[Extracts from a graphics dataset]
------------------------

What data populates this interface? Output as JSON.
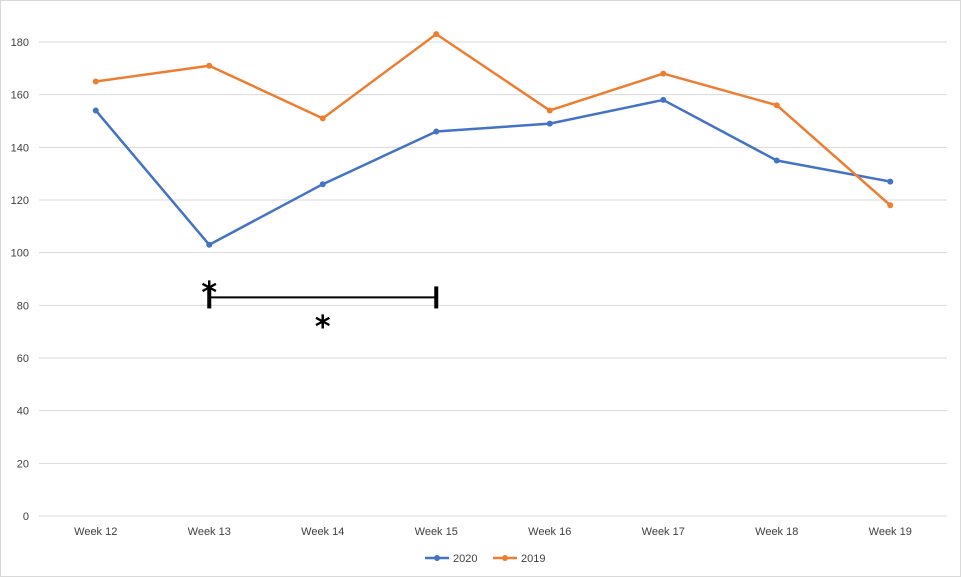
{
  "chart_data": {
    "type": "line",
    "categories": [
      "Week 12",
      "Week 13",
      "Week 14",
      "Week 15",
      "Week 16",
      "Week 17",
      "Week 18",
      "Week 19"
    ],
    "series": [
      {
        "name": "2020",
        "color": "#4472c4",
        "values": [
          154,
          103,
          126,
          146,
          149,
          158,
          135,
          127
        ]
      },
      {
        "name": "2019",
        "color": "#ed7d31",
        "values": [
          165,
          171,
          151,
          183,
          154,
          168,
          156,
          118
        ]
      }
    ],
    "ylim": [
      0,
      180
    ],
    "yticks": [
      0,
      20,
      40,
      60,
      80,
      100,
      120,
      140,
      160,
      180
    ],
    "grid": true,
    "legend_position": "bottom",
    "annotations": {
      "bracket": {
        "from": "Week 13",
        "to": "Week 15",
        "y": 83
      },
      "stars": [
        {
          "text": "*",
          "x": "Week 13",
          "y": 87
        },
        {
          "text": "*",
          "x": "Week 14",
          "y": 74
        }
      ]
    }
  }
}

------------------------

**Exercise:**
Output all of the entries verbatim, leaving out any images.

**Result:**
What data populates this interface? Output as JSON.
{
  "chart_data": {
    "type": "line",
    "categories": [
      "Week 12",
      "Week 13",
      "Week 14",
      "Week 15",
      "Week 16",
      "Week 17",
      "Week 18",
      "Week 19"
    ],
    "series": [
      {
        "name": "2020",
        "color": "#4472c4",
        "values": [
          154,
          103,
          126,
          146,
          149,
          158,
          135,
          127
        ]
      },
      {
        "name": "2019",
        "color": "#ed7d31",
        "values": [
          165,
          171,
          151,
          183,
          154,
          168,
          156,
          118
        ]
      }
    ],
    "ylim": [
      0,
      180
    ],
    "yticks": [
      0,
      20,
      40,
      60,
      80,
      100,
      120,
      140,
      160,
      180
    ],
    "grid": true,
    "legend_position": "bottom",
    "annotations": {
      "bracket": {
        "from": "Week 13",
        "to": "Week 15",
        "y": 83
      },
      "stars": [
        {
          "text": "*",
          "x": "Week 13",
          "y": 87
        },
        {
          "text": "*",
          "x": "Week 14",
          "y": 74
        }
      ]
    }
  }
}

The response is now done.